> **Exercise material**:
---

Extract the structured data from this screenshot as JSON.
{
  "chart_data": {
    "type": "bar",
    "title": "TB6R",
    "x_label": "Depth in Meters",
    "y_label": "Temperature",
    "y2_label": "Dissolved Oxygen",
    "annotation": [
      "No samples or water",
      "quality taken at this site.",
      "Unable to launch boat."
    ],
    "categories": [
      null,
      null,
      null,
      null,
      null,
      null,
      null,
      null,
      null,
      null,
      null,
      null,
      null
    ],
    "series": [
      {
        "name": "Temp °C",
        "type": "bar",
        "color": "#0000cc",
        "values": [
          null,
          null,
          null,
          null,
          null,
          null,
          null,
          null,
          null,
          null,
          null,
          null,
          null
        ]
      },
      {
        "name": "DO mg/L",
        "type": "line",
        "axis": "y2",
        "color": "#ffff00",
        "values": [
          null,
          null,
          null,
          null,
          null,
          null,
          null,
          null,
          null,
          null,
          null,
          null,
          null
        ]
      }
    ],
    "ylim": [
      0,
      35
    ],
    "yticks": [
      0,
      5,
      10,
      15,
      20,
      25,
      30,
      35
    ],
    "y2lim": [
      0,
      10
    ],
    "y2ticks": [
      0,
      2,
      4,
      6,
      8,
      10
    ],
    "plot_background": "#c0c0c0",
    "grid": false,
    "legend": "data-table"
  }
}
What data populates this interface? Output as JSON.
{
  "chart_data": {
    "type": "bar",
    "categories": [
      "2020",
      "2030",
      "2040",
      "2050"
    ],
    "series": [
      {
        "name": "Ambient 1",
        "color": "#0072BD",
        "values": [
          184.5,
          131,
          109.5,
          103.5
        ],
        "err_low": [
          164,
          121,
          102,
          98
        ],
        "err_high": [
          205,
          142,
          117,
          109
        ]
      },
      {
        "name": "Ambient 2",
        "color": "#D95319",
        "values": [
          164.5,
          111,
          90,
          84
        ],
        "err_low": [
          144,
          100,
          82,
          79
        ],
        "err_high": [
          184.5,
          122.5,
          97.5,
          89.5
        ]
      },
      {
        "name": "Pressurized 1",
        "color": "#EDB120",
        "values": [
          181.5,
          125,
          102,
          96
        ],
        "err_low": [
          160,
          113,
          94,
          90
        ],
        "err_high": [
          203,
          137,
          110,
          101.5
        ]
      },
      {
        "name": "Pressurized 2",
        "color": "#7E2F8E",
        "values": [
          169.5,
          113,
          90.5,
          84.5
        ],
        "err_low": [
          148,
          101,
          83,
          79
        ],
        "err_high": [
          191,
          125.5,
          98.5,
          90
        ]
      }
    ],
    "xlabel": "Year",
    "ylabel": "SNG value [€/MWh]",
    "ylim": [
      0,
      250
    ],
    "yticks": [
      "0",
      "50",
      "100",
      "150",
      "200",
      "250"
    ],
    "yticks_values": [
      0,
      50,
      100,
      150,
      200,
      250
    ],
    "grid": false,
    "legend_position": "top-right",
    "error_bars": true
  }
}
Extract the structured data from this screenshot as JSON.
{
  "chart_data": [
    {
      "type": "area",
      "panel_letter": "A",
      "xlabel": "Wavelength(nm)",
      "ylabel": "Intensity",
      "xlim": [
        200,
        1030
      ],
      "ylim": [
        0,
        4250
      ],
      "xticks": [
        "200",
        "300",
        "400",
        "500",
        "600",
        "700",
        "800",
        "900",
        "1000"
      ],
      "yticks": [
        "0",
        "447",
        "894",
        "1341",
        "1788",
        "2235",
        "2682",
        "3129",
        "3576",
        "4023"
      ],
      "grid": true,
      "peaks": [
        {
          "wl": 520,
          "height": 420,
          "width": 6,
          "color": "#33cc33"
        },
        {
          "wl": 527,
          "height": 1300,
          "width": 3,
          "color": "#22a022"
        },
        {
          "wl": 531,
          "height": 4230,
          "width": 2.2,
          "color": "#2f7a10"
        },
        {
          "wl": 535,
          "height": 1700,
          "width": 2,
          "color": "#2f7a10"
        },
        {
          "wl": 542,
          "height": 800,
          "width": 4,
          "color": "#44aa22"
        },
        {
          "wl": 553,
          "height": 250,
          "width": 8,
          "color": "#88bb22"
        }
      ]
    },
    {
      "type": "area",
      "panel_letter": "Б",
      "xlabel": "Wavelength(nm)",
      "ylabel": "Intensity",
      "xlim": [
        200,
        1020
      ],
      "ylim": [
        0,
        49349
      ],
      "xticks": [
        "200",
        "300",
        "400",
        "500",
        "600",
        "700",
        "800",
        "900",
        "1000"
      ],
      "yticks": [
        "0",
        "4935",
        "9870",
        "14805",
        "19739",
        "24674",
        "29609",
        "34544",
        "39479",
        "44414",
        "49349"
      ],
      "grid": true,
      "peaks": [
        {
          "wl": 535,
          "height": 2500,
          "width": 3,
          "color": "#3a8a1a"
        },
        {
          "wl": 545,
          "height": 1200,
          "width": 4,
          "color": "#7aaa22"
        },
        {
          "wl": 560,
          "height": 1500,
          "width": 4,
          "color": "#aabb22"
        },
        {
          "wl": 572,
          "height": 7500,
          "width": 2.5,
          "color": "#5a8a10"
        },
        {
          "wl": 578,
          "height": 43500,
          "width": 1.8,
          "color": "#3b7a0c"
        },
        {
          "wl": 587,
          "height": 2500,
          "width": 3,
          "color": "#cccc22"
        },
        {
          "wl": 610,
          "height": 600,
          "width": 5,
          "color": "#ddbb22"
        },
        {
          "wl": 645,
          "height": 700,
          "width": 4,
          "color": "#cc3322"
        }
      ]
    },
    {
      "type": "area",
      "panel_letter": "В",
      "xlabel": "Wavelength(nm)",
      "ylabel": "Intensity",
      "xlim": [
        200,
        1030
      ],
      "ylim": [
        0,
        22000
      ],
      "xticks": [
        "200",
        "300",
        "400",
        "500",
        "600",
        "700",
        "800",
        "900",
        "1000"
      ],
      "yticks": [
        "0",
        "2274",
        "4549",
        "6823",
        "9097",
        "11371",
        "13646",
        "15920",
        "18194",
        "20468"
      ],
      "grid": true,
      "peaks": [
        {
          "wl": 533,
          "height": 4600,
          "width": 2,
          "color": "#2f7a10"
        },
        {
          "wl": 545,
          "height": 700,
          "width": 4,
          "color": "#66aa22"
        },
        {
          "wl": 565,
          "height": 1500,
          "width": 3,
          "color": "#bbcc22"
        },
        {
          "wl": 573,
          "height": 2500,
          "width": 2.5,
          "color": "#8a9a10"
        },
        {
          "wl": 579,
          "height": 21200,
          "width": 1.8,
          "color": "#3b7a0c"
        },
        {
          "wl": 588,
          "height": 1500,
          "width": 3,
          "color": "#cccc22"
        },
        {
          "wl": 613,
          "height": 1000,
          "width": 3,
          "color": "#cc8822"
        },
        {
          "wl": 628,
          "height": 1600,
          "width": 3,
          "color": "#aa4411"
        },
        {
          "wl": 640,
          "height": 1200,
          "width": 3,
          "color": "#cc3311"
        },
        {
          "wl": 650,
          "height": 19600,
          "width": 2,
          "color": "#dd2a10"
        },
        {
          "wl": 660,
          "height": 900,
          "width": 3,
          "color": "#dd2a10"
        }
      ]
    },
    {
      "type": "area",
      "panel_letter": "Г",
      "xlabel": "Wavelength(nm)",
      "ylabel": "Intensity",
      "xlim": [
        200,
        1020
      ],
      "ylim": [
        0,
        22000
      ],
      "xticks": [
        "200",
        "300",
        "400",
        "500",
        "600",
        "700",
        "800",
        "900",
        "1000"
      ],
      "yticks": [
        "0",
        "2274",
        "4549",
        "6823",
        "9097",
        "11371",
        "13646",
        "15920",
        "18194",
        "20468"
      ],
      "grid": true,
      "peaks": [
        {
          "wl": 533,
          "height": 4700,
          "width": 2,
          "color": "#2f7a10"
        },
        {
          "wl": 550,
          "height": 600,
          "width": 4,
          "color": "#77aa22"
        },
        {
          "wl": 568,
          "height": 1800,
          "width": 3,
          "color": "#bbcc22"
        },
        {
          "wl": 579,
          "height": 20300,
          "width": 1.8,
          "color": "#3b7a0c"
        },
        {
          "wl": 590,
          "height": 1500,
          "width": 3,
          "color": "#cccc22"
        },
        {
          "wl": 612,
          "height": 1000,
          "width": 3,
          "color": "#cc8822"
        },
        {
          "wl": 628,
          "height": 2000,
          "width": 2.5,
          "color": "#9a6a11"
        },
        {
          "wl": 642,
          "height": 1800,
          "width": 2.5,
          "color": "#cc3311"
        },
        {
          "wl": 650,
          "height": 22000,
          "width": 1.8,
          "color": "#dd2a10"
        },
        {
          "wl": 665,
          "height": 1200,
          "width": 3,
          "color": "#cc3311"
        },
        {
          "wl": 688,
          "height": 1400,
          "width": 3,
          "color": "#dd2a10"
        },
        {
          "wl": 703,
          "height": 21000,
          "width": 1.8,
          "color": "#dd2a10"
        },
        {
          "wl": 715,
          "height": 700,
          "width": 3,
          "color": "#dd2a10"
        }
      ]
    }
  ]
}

---

> **Stated exercise**: Find each line holding the string "name" and copy it out.

> **Worked answer**:
        "name": "Temp °C",
        "name": "DO mg/L",
        "name": "Ambient 1",
        "name": "Ambient 2",
        "name": "Pressurized 1",
        "name": "Pressurized 2",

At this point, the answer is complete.